### What is needed
Copy the records below exactly as they appear.

### Input rows
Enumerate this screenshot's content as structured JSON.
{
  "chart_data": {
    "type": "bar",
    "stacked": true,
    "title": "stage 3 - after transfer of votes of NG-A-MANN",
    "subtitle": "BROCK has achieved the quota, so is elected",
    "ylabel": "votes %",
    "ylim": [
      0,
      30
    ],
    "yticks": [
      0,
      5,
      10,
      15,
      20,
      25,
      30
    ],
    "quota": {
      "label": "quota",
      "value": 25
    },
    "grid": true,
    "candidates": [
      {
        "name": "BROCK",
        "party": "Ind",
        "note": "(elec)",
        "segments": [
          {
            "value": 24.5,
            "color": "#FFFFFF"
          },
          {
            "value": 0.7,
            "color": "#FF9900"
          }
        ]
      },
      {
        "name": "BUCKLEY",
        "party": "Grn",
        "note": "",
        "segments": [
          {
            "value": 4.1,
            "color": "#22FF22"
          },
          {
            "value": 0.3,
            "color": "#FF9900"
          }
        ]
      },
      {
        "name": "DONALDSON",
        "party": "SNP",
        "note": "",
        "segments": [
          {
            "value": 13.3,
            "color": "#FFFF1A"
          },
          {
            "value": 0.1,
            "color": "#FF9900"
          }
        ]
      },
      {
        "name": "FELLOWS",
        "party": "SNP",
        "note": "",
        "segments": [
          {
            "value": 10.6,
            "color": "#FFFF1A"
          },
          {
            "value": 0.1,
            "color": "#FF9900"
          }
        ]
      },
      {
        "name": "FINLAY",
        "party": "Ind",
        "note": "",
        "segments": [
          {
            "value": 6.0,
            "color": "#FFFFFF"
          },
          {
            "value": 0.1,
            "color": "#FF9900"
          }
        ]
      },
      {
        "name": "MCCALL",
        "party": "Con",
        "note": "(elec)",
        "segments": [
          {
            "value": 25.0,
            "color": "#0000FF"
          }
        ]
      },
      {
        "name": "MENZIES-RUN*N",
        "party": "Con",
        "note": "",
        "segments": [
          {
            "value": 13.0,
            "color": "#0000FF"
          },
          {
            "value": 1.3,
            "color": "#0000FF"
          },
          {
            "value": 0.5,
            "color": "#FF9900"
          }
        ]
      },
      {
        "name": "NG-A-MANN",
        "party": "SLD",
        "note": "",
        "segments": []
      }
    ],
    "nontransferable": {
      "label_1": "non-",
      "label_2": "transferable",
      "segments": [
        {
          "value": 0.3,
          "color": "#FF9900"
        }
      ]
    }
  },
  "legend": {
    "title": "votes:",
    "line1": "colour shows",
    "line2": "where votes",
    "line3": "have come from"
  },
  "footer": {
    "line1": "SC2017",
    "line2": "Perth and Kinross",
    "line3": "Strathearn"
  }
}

### The completed task
Enumerate this screenshot's content as structured JSON.
{
  "chart_data": {
    "type": "bar",
    "stacked": true,
    "title": "stage 3 - after transfer of votes of NG-A-MANN",
    "subtitle": "BROCK has achieved the quota, so is elected",
    "ylabel": "votes %",
    "ylim": [
      0,
      30
    ],
    "yticks": [
      0,
      5,
      10,
      15,
      20,
      25,
      30
    ],
    "quota": {
      "label": "quota",
      "value": 25
    },
    "grid": true,
    "candidates": [
      {
        "name": "BROCK",
        "party": "Ind",
        "note": "(elec)",
        "segments": [
          {
            "value": 24.5,
            "color": "#FFFFFF"
          },
          {
            "value": 0.7,
            "color": "#FF9900"
          }
        ]
      },
      {
        "name": "BUCKLEY",
        "party": "Grn",
        "note": "",
        "segments": [
          {
            "value": 4.1,
            "color": "#22FF22"
          },
          {
            "value": 0.3,
            "color": "#FF9900"
          }
        ]
      },
      {
        "name": "DONALDSON",
        "party": "SNP",
        "note": "",
        "segments": [
          {
            "value": 13.3,
            "color": "#FFFF1A"
          },
          {
            "value": 0.1,
            "color": "#FF9900"
          }
        ]
      },
      {
        "name": "FELLOWS",
        "party": "SNP",
        "note": "",
        "segments": [
          {
            "value": 10.6,
            "color": "#FFFF1A"
          },
          {
            "value": 0.1,
            "color": "#FF9900"
          }
        ]
      },
      {
        "name": "FINLAY",
        "party": "Ind",
        "note": "",
        "segments": [
          {
            "value": 6.0,
            "color": "#FFFFFF"
          },
          {
            "value": 0.1,
            "color": "#FF9900"
          }
        ]
      },
      {
        "name": "MCCALL",
        "party": "Con",
        "note": "(elec)",
        "segments": [
          {
            "value": 25.0,
            "color": "#0000FF"
          }
        ]
      },
      {
        "name": "MENZIES-RUN*N",
        "party": "Con",
        "note": "",
        "segments": [
          {
            "value": 13.0,
            "color": "#0000FF"
          },
          {
            "value": 1.3,
            "color": "#0000FF"
          },
          {
            "value": 0.5,
            "color": "#FF9900"
          }
        ]
      },
      {
        "name": "NG-A-MANN",
        "party": "SLD",
        "note": "",
        "segments": []
      }
    ],
    "nontransferable": {
      "label_1": "non-",
      "label_2": "transferable",
      "segments": [
        {
          "value": 0.3,
          "color": "#FF9900"
        }
      ]
    }
  },
  "legend": {
    "title": "votes:",
    "line1": "colour shows",
    "line2": "where votes",
    "line3": "have come from"
  },
  "footer": {
    "line1": "SC2017",
    "line2": "Perth and Kinross",
    "line3": "Strathearn"
  }
}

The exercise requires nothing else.